§ PROBLEM DESCRIPTION
Count every line in the entries that follow where the word "type" appears, then state only the total.

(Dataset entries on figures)
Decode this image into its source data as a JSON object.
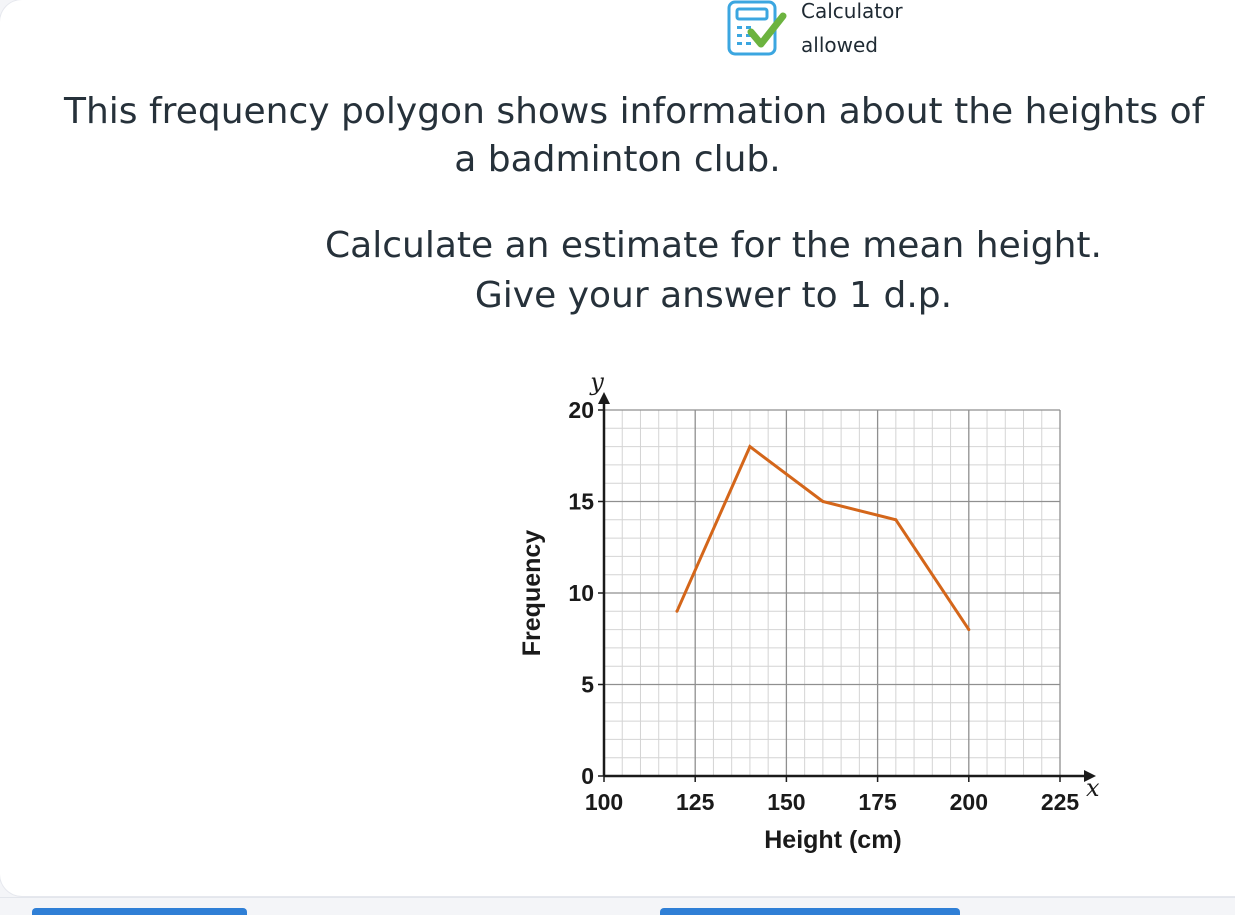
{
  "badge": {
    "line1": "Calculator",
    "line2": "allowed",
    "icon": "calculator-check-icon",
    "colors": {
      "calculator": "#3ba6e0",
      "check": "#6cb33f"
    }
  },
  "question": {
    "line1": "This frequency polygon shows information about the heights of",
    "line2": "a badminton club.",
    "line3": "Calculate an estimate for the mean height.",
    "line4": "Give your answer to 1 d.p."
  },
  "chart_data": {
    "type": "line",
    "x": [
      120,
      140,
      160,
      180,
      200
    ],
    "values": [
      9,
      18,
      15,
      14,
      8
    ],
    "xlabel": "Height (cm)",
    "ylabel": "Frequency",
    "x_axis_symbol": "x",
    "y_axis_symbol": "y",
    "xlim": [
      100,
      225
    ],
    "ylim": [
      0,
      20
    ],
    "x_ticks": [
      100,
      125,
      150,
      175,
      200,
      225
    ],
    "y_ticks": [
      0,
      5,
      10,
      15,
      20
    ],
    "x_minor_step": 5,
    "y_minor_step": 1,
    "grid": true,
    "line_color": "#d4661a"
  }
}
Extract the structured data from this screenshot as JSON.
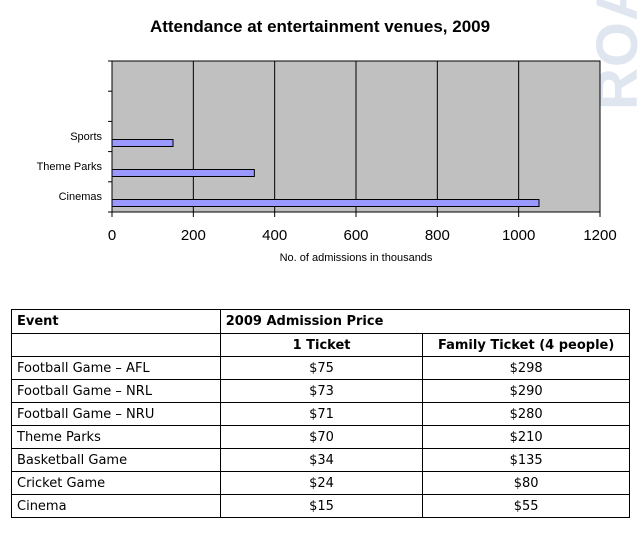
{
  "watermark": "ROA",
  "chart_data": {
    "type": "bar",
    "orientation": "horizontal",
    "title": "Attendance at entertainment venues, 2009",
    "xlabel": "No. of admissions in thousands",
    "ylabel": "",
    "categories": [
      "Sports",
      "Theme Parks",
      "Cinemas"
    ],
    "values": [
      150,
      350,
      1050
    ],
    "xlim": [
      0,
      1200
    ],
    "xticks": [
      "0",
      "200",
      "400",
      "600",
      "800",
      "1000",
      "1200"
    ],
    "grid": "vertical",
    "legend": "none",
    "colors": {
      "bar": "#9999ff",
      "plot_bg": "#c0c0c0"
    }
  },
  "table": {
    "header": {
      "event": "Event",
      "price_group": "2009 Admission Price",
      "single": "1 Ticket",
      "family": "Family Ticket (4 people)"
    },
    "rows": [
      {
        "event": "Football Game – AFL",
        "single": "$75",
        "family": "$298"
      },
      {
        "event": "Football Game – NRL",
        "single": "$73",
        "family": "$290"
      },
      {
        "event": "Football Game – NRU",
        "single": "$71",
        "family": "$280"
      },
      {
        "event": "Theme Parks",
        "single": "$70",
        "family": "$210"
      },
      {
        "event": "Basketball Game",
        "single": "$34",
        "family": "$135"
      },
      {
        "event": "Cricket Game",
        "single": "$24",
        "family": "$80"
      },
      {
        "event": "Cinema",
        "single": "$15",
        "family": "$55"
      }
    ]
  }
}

---

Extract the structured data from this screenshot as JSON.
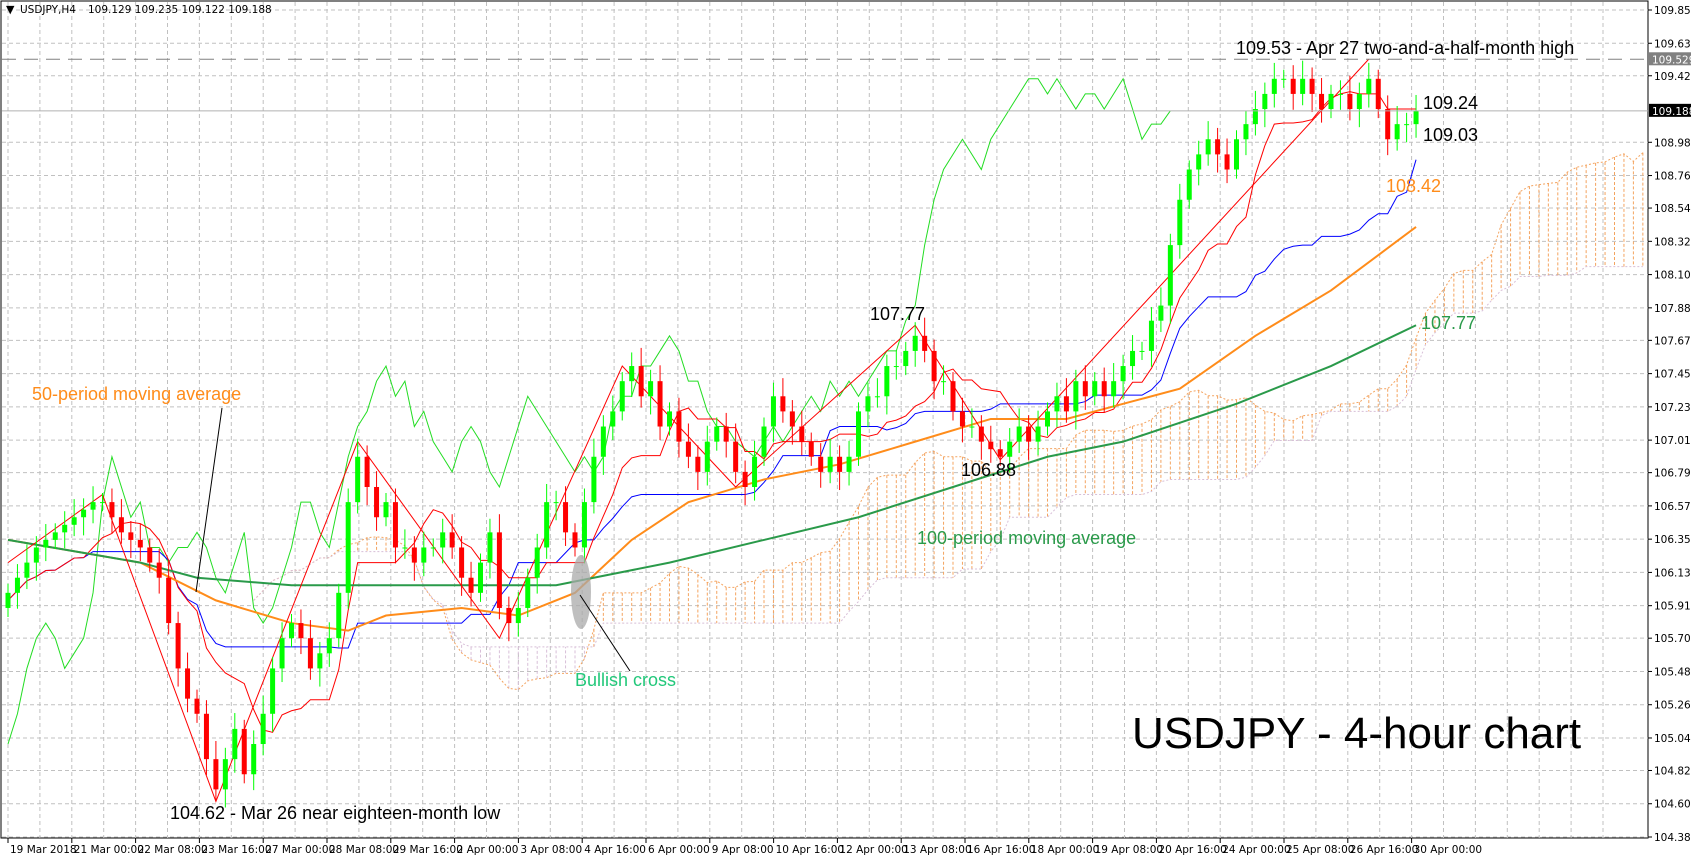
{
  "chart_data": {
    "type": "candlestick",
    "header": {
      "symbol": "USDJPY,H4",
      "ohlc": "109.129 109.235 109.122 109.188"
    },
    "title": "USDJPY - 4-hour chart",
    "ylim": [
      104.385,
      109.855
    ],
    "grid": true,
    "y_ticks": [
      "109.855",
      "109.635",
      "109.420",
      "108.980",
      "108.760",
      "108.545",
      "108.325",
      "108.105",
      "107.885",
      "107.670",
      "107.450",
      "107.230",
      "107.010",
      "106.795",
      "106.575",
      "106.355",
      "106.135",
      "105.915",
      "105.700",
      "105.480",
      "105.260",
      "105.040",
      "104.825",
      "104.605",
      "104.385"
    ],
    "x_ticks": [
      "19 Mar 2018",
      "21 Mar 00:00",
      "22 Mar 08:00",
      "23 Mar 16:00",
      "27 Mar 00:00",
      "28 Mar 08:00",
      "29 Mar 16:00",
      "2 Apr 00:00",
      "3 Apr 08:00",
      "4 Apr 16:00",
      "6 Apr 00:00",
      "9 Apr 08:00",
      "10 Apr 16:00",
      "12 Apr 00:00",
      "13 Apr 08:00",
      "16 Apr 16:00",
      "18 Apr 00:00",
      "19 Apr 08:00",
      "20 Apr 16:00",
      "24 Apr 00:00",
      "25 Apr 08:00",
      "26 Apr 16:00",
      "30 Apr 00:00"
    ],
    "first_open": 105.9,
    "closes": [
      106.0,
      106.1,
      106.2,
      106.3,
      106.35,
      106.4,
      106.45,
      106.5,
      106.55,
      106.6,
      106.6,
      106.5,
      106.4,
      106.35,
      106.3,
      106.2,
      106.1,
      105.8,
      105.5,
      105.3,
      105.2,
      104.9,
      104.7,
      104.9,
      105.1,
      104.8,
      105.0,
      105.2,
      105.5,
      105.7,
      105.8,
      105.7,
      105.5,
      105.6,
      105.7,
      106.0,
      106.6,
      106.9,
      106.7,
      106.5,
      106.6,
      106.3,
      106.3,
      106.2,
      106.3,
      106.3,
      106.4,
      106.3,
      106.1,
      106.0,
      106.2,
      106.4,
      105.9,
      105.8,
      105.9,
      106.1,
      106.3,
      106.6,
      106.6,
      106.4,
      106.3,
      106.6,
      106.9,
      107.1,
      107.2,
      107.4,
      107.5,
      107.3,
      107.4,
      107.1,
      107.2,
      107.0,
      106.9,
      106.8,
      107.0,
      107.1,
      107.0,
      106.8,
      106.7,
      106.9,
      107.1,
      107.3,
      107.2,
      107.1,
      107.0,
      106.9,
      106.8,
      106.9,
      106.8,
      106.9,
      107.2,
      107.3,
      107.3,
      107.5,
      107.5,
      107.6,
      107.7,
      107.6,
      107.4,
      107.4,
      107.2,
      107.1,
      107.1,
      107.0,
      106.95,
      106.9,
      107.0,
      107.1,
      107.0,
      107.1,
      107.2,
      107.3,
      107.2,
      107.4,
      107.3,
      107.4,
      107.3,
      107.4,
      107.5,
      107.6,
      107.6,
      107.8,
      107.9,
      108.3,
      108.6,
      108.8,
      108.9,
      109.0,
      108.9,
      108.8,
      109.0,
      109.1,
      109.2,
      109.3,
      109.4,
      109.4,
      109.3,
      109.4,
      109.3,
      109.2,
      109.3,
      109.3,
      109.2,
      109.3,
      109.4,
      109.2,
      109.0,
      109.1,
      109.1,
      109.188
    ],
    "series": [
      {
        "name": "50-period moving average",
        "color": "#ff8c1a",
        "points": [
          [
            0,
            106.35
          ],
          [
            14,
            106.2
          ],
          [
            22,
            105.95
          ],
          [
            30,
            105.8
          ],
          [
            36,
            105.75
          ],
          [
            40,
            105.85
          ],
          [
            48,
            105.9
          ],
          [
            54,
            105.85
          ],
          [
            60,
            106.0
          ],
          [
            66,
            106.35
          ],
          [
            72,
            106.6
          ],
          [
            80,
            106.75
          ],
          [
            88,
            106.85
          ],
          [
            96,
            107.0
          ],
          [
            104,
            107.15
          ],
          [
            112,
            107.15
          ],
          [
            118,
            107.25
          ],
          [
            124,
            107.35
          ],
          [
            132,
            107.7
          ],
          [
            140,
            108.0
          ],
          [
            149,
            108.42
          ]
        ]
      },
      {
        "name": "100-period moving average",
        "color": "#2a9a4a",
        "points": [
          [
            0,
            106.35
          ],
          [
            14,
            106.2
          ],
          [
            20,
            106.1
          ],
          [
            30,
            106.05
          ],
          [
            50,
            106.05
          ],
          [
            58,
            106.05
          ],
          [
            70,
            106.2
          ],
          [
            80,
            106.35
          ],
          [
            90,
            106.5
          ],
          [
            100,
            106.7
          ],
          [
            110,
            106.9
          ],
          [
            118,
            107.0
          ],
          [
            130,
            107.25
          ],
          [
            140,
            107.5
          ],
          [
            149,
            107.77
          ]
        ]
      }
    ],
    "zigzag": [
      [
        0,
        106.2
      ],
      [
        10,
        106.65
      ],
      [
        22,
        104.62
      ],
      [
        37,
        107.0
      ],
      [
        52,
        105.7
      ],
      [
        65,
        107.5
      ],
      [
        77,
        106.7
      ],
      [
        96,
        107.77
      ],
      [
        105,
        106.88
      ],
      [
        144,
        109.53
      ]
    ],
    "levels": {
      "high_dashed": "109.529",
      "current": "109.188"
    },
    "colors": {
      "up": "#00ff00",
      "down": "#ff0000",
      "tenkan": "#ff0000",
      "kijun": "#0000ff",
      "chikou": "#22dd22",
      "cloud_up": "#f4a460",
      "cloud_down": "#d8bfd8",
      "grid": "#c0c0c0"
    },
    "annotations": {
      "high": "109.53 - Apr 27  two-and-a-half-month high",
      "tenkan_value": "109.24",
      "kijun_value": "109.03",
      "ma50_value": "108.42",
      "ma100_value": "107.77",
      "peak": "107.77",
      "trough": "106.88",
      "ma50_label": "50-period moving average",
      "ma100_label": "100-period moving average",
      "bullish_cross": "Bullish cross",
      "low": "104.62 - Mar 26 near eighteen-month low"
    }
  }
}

==

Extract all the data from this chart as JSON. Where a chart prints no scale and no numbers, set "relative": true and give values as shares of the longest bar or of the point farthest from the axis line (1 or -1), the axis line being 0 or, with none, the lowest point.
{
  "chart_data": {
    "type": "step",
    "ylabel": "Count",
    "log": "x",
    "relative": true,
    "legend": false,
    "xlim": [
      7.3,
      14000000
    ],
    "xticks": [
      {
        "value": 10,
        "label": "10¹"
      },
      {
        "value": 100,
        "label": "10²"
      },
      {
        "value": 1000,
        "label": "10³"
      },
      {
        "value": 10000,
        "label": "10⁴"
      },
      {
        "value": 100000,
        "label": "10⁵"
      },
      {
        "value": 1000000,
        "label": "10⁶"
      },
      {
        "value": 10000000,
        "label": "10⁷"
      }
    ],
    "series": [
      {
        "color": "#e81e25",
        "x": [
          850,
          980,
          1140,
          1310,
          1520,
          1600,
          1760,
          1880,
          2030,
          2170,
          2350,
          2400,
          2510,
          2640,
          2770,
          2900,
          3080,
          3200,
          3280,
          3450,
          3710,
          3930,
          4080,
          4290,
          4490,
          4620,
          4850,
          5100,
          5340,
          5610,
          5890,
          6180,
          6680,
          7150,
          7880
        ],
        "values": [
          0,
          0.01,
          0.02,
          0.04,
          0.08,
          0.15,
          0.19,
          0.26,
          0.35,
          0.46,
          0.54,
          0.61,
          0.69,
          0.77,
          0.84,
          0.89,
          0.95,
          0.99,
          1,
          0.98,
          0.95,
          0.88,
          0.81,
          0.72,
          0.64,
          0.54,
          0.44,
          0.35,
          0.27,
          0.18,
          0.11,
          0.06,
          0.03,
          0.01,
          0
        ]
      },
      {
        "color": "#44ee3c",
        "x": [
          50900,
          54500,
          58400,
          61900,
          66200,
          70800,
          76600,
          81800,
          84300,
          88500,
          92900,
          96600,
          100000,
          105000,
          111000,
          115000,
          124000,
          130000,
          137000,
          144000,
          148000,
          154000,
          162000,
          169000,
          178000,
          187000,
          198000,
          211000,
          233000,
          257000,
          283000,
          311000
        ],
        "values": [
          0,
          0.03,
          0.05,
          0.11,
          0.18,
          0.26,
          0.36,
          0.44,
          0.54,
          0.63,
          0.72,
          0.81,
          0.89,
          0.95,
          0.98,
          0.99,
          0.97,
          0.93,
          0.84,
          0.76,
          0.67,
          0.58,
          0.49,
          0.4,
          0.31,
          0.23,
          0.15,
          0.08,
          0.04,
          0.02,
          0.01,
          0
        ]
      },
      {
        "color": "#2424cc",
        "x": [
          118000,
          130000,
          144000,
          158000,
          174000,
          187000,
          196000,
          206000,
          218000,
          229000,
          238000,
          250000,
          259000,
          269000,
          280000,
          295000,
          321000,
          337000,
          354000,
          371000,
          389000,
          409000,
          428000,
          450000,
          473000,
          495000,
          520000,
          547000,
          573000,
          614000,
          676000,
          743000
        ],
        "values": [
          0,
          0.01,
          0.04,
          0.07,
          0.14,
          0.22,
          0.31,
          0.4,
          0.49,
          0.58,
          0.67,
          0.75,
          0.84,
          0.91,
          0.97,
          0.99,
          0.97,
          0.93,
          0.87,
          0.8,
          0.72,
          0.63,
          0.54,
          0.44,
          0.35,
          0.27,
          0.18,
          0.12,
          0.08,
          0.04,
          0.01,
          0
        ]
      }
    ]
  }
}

§ FINAL ANSWER
4